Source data
Begin
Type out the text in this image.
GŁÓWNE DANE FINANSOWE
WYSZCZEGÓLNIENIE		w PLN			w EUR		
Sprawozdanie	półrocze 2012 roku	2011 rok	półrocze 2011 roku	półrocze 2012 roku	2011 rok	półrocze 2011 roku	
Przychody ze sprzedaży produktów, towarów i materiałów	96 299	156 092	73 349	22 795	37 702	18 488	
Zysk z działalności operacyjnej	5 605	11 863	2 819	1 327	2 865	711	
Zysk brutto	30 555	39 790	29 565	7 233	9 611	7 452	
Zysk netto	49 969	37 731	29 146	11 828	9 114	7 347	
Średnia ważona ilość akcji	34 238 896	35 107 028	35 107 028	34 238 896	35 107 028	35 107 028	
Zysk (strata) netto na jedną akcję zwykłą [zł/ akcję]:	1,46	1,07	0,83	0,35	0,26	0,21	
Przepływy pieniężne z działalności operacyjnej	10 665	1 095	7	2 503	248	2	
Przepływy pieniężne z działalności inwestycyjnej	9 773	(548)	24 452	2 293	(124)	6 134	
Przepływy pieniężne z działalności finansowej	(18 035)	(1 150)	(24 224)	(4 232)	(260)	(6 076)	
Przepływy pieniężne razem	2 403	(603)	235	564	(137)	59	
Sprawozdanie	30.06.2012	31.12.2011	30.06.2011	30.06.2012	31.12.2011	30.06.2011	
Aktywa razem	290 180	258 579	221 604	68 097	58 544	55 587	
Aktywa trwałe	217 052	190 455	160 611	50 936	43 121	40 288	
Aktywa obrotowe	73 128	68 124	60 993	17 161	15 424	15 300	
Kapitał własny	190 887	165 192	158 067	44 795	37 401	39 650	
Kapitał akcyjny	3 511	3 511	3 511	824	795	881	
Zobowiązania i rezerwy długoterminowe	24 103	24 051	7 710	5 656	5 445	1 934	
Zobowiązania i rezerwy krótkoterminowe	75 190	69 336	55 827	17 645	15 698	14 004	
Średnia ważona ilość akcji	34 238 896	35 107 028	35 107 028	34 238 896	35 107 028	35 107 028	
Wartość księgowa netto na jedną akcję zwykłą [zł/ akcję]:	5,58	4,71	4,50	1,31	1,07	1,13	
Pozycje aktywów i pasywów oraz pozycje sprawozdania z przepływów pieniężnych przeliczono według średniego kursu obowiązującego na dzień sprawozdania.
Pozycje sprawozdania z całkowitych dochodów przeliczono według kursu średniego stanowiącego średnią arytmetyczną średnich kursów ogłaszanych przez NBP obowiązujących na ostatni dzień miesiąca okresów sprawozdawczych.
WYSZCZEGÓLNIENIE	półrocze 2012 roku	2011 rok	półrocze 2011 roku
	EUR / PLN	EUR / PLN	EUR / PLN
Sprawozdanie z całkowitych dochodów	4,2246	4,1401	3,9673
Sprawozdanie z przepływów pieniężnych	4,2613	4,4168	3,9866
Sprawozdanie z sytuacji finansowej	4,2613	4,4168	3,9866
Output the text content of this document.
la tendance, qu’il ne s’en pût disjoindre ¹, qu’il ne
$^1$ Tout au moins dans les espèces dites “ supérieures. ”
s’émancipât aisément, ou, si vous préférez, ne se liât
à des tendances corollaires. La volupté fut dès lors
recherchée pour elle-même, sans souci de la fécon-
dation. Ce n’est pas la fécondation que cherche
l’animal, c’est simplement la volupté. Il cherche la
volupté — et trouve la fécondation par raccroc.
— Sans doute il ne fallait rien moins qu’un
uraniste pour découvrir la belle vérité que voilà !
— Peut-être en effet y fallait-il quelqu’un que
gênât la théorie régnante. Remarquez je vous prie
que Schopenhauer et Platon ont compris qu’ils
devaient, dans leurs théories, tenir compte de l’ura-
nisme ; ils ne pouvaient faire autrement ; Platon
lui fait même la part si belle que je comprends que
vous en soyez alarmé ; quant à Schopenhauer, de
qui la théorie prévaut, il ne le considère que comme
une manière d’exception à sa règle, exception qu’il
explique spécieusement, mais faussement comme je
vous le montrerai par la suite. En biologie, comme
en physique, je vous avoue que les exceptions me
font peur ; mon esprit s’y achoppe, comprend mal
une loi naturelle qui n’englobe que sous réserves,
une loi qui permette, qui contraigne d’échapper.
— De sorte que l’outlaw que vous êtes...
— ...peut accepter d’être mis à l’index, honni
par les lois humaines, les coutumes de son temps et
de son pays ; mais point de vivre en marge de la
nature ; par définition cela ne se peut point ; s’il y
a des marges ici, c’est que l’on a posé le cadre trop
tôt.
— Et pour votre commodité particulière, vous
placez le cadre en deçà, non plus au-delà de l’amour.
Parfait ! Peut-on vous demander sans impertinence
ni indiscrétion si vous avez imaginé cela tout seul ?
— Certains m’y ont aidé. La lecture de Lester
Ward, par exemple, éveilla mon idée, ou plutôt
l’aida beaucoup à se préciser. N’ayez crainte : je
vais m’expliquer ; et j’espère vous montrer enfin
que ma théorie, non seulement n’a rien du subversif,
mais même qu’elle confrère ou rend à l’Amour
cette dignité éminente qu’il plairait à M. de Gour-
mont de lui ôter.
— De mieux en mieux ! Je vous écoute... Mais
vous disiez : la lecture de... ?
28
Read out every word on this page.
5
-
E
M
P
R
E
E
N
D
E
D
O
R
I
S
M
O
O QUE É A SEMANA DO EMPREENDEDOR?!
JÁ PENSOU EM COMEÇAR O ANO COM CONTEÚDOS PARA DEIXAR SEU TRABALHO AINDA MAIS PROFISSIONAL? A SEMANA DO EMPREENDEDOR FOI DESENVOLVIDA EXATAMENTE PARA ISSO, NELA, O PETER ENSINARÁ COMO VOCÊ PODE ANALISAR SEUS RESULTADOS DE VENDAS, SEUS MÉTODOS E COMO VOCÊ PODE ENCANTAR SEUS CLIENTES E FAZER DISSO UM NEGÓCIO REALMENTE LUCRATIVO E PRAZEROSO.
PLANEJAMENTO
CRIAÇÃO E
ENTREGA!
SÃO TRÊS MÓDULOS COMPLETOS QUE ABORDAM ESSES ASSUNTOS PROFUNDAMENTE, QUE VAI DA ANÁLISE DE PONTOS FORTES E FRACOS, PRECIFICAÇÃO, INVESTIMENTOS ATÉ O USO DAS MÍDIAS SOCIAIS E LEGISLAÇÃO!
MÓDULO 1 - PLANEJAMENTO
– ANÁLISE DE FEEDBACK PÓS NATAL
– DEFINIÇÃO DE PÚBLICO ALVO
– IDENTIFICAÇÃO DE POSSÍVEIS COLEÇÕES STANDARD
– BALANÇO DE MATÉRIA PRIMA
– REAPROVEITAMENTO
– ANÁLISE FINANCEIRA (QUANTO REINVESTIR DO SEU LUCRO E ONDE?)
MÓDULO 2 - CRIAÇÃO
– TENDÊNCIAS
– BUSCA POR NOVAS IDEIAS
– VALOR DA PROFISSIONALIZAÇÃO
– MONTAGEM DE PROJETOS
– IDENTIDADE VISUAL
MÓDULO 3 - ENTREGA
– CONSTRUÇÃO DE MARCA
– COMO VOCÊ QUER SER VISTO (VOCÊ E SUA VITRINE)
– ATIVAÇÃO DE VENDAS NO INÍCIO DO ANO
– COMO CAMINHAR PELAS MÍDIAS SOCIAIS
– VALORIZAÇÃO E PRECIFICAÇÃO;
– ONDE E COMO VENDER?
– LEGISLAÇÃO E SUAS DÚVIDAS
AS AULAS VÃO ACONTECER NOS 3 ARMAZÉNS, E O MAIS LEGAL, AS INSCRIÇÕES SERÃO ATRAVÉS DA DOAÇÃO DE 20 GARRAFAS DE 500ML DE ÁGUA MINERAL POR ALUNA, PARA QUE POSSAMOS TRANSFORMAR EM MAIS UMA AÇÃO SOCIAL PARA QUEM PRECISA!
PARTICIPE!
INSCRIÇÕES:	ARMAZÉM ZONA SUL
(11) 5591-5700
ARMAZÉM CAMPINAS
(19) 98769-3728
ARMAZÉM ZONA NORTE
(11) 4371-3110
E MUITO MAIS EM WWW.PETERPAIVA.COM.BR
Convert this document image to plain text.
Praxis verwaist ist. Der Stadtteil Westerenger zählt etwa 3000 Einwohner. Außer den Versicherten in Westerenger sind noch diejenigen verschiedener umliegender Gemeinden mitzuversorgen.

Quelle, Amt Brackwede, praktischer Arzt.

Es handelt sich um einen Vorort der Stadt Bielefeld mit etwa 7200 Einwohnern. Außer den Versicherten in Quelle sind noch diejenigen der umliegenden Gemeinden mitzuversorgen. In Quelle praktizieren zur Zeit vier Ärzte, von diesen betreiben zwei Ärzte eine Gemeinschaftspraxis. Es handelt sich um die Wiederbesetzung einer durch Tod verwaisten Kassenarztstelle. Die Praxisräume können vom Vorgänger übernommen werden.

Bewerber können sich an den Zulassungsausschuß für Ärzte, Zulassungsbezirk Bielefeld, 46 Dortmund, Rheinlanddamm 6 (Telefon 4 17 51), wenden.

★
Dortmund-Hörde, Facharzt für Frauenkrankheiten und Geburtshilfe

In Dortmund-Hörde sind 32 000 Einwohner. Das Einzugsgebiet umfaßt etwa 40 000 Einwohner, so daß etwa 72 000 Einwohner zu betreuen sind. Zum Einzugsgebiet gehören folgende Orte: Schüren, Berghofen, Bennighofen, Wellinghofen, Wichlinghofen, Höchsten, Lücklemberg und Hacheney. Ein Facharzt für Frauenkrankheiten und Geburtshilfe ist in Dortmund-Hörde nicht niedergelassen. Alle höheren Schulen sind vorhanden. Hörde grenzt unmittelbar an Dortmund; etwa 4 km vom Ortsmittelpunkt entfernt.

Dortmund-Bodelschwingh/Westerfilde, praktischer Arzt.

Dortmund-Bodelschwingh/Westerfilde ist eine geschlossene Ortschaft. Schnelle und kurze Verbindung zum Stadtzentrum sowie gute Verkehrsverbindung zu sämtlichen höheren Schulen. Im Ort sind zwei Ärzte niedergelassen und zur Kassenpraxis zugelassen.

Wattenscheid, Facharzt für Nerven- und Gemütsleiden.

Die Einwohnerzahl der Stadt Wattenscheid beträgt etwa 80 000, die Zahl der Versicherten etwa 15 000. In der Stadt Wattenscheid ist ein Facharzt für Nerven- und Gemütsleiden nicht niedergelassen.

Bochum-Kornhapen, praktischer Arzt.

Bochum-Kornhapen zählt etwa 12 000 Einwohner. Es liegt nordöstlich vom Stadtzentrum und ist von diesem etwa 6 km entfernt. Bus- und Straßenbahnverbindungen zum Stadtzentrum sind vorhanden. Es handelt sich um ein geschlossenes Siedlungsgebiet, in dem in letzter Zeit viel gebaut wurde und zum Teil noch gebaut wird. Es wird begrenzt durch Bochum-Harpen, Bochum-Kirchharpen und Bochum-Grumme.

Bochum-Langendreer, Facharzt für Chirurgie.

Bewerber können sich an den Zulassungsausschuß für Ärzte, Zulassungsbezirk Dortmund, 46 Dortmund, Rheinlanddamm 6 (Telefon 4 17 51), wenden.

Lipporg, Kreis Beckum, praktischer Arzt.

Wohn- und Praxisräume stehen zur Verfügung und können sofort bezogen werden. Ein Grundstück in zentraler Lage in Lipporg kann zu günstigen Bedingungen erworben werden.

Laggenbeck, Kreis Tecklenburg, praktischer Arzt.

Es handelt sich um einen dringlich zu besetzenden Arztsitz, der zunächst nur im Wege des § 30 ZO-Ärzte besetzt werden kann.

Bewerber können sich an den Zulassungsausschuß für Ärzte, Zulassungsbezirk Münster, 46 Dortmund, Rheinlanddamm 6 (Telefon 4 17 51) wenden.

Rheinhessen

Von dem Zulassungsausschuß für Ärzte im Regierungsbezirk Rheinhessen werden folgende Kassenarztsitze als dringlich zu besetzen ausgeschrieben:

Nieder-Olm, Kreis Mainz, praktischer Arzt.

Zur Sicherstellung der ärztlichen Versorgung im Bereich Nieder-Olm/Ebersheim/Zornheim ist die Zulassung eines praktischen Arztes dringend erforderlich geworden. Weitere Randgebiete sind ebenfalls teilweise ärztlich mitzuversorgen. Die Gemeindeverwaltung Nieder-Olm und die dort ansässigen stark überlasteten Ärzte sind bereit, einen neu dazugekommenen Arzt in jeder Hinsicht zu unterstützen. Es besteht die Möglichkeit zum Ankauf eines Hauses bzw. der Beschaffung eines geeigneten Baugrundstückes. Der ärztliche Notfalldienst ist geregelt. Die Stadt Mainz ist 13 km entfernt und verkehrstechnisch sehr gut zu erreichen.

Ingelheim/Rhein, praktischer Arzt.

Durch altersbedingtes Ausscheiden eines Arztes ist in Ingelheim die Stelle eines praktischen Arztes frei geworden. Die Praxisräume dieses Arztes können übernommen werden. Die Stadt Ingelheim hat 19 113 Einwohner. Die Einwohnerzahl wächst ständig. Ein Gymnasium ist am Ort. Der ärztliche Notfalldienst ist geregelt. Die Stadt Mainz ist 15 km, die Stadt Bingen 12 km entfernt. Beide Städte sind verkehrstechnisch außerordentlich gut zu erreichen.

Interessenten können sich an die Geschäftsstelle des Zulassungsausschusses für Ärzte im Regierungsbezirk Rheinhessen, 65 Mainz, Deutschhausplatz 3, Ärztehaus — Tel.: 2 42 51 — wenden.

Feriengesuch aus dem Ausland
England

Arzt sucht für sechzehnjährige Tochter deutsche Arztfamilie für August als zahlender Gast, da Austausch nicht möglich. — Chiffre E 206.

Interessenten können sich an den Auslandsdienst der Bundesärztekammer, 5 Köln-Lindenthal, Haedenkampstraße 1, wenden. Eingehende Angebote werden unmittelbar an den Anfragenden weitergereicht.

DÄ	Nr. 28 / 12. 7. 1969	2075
End
-- Aim of the task --
Note every line above where the string "LEGISLAÇÃO" shows up, and copy those lines.

-- Task output --
SÃO TRÊS MÓDULOS COMPLETOS QUE ABORDAM ESSES ASSUNTOS PROFUNDAMENTE, QUE VAI DA ANÁLISE DE PONTOS FORTES E FRACOS, PRECIFICAÇÃO, INVESTIMENTOS ATÉ O USO DAS MÍDIAS SOCIAIS E LEGISLAÇÃO!
– LEGISLAÇÃO E SUAS DÚVIDAS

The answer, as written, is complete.